* _Exercise brief_
Please determine how many lines of the material include the word "Utdannelsesfond", and respond with nothing but that number.

[Collection entries]
::::::::

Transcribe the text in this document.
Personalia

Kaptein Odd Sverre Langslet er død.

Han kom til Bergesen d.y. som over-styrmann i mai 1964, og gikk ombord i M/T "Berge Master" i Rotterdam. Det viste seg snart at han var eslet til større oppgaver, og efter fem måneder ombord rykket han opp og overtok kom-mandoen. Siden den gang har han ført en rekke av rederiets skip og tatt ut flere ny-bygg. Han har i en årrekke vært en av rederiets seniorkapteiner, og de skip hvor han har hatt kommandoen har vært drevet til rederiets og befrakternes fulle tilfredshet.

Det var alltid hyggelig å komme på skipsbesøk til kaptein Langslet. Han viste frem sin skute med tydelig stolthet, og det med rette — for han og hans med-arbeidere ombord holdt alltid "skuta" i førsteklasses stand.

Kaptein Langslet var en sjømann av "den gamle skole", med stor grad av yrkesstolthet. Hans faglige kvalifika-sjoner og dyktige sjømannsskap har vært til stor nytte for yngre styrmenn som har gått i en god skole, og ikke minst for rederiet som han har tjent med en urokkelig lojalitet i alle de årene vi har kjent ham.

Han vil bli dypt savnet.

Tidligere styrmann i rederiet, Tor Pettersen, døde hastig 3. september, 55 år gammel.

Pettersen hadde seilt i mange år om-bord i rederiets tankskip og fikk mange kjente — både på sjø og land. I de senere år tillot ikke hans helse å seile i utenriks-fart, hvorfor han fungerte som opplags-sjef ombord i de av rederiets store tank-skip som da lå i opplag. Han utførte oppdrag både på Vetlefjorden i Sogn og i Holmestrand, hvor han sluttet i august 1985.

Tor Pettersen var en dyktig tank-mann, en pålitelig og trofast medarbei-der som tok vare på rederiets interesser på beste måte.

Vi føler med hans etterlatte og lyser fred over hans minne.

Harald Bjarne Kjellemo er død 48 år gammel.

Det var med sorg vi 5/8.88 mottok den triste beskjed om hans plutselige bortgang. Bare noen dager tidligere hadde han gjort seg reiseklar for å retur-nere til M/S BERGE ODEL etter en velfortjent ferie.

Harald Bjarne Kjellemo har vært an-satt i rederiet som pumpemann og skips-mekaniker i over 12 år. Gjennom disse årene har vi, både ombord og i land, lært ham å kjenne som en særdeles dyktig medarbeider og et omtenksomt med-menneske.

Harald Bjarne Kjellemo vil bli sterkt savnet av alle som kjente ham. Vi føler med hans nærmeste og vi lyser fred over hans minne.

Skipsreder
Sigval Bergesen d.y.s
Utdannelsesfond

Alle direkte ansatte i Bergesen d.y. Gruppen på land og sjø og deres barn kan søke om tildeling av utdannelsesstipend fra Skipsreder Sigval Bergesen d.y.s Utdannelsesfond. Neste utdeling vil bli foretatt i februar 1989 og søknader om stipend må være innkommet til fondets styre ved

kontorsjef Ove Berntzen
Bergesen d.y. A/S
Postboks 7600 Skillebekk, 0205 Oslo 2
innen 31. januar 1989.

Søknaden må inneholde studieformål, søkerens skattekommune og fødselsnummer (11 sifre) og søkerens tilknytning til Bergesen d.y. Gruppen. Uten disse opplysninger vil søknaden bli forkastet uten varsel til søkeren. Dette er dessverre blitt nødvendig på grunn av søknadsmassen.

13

::::::::

* _In response_
2